___ Records for the exercise ___

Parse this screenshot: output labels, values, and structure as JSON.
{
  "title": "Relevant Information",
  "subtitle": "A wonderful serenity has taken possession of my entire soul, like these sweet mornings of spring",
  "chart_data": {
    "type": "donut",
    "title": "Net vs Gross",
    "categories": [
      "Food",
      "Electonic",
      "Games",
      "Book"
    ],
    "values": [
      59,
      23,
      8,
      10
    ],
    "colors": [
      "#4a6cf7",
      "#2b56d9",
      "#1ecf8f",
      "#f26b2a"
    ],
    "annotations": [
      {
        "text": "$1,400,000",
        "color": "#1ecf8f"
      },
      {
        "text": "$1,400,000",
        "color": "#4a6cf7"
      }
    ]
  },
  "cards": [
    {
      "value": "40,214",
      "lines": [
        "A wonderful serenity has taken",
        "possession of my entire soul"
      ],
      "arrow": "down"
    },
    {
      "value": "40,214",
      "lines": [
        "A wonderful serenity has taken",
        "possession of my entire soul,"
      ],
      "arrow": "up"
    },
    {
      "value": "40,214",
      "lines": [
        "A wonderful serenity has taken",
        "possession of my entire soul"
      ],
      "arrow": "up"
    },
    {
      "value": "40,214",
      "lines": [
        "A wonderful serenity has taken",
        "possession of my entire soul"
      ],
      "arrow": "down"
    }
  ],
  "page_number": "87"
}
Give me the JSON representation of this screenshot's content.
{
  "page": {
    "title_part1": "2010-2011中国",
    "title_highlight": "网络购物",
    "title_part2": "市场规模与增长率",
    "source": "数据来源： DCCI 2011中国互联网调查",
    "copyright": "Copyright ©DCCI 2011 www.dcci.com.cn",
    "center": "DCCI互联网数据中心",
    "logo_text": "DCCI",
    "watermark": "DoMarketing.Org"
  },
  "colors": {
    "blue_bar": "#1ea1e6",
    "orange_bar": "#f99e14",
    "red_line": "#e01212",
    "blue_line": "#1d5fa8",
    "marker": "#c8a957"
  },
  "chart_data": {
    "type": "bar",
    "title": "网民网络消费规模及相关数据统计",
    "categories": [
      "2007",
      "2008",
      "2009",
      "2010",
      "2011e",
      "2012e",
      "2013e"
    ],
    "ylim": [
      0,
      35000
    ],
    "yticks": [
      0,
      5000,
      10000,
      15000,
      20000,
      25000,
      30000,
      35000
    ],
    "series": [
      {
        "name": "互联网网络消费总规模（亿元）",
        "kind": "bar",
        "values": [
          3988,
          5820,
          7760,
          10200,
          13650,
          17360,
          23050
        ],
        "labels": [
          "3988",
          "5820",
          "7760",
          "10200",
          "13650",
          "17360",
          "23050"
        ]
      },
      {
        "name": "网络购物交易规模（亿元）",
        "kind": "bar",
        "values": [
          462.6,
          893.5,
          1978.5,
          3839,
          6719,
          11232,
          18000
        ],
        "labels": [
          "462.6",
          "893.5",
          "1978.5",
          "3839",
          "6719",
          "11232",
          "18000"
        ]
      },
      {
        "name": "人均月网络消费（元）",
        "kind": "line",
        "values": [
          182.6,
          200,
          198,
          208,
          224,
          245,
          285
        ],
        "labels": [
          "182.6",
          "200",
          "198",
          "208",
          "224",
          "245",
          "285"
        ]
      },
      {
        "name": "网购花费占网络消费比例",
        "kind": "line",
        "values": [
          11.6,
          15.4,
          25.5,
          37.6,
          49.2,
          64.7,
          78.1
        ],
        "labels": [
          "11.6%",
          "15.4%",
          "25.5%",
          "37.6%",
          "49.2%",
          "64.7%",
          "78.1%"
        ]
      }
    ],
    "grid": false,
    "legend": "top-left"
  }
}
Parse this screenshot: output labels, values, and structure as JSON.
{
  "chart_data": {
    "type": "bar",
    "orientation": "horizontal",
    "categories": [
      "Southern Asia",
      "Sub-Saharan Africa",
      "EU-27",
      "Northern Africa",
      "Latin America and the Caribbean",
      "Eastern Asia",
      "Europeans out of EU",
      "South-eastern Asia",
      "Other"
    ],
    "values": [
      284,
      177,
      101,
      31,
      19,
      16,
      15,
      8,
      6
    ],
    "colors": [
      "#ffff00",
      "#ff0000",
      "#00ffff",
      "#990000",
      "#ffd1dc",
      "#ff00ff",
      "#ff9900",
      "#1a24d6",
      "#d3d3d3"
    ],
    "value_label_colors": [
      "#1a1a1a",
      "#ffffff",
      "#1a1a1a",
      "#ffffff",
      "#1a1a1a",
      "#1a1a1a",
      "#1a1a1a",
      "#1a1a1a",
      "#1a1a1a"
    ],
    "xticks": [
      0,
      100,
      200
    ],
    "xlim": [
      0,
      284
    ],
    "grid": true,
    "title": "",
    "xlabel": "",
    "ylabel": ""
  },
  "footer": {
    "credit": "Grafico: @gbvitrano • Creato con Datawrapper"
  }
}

___

▶ Exercise details: Write down the full listing again, exactly.

▶ Output for this exercise:
Parse this screenshot: output labels, values, and structure as JSON.
{
  "title": "Relevant Information",
  "subtitle": "A wonderful serenity has taken possession of my entire soul, like these sweet mornings of spring",
  "chart_data": {
    "type": "donut",
    "title": "Net vs Gross",
    "categories": [
      "Food",
      "Electonic",
      "Games",
      "Book"
    ],
    "values": [
      59,
      23,
      8,
      10
    ],
    "colors": [
      "#4a6cf7",
      "#2b56d9",
      "#1ecf8f",
      "#f26b2a"
    ],
    "annotations": [
      {
        "text": "$1,400,000",
        "color": "#1ecf8f"
      },
      {
        "text": "$1,400,000",
        "color": "#4a6cf7"
      }
    ]
  },
  "cards": [
    {
      "value": "40,214",
      "lines": [
        "A wonderful serenity has taken",
        "possession of my entire soul"
      ],
      "arrow": "down"
    },
    {
      "value": "40,214",
      "lines": [
        "A wonderful serenity has taken",
        "possession of my entire soul,"
      ],
      "arrow": "up"
    },
    {
      "value": "40,214",
      "lines": [
        "A wonderful serenity has taken",
        "possession of my entire soul"
      ],
      "arrow": "up"
    },
    {
      "value": "40,214",
      "lines": [
        "A wonderful serenity has taken",
        "possession of my entire soul"
      ],
      "arrow": "down"
    }
  ],
  "page_number": "87"
}
Give me the JSON representation of this screenshot's content.
{
  "page": {
    "title_part1": "2010-2011中国",
    "title_highlight": "网络购物",
    "title_part2": "市场规模与增长率",
    "source": "数据来源： DCCI 2011中国互联网调查",
    "copyright": "Copyright ©DCCI 2011 www.dcci.com.cn",
    "center": "DCCI互联网数据中心",
    "logo_text": "DCCI",
    "watermark": "DoMarketing.Org"
  },
  "colors": {
    "blue_bar": "#1ea1e6",
    "orange_bar": "#f99e14",
    "red_line": "#e01212",
    "blue_line": "#1d5fa8",
    "marker": "#c8a957"
  },
  "chart_data": {
    "type": "bar",
    "title": "网民网络消费规模及相关数据统计",
    "categories": [
      "2007",
      "2008",
      "2009",
      "2010",
      "2011e",
      "2012e",
      "2013e"
    ],
    "ylim": [
      0,
      35000
    ],
    "yticks": [
      0,
      5000,
      10000,
      15000,
      20000,
      25000,
      30000,
      35000
    ],
    "series": [
      {
        "name": "互联网网络消费总规模（亿元）",
        "kind": "bar",
        "values": [
          3988,
          5820,
          7760,
          10200,
          13650,
          17360,
          23050
        ],
        "labels": [
          "3988",
          "5820",
          "7760",
          "10200",
          "13650",
          "17360",
          "23050"
        ]
      },
      {
        "name": "网络购物交易规模（亿元）",
        "kind": "bar",
        "values": [
          462.6,
          893.5,
          1978.5,
          3839,
          6719,
          11232,
          18000
        ],
        "labels": [
          "462.6",
          "893.5",
          "1978.5",
          "3839",
          "6719",
          "11232",
          "18000"
        ]
      },
      {
        "name": "人均月网络消费（元）",
        "kind": "line",
        "values": [
          182.6,
          200,
          198,
          208,
          224,
          245,
          285
        ],
        "labels": [
          "182.6",
          "200",
          "198",
          "208",
          "224",
          "245",
          "285"
        ]
      },
      {
        "name": "网购花费占网络消费比例",
        "kind": "line",
        "values": [
          11.6,
          15.4,
          25.5,
          37.6,
          49.2,
          64.7,
          78.1
        ],
        "labels": [
          "11.6%",
          "15.4%",
          "25.5%",
          "37.6%",
          "49.2%",
          "64.7%",
          "78.1%"
        ]
      }
    ],
    "grid": false,
    "legend": "top-left"
  }
}
Parse this screenshot: output labels, values, and structure as JSON.
{
  "chart_data": {
    "type": "bar",
    "orientation": "horizontal",
    "categories": [
      "Southern Asia",
      "Sub-Saharan Africa",
      "EU-27",
      "Northern Africa",
      "Latin America and the Caribbean",
      "Eastern Asia",
      "Europeans out of EU",
      "South-eastern Asia",
      "Other"
    ],
    "values": [
      284,
      177,
      101,
      31,
      19,
      16,
      15,
      8,
      6
    ],
    "colors": [
      "#ffff00",
      "#ff0000",
      "#00ffff",
      "#990000",
      "#ffd1dc",
      "#ff00ff",
      "#ff9900",
      "#1a24d6",
      "#d3d3d3"
    ],
    "value_label_colors": [
      "#1a1a1a",
      "#ffffff",
      "#1a1a1a",
      "#ffffff",
      "#1a1a1a",
      "#1a1a1a",
      "#1a1a1a",
      "#1a1a1a",
      "#1a1a1a"
    ],
    "xticks": [
      0,
      100,
      200
    ],
    "xlim": [
      0,
      284
    ],
    "grid": true,
    "title": "",
    "xlabel": "",
    "ylabel": ""
  },
  "footer": {
    "credit": "Grafico: @gbvitrano • Creato con Datawrapper"
  }
}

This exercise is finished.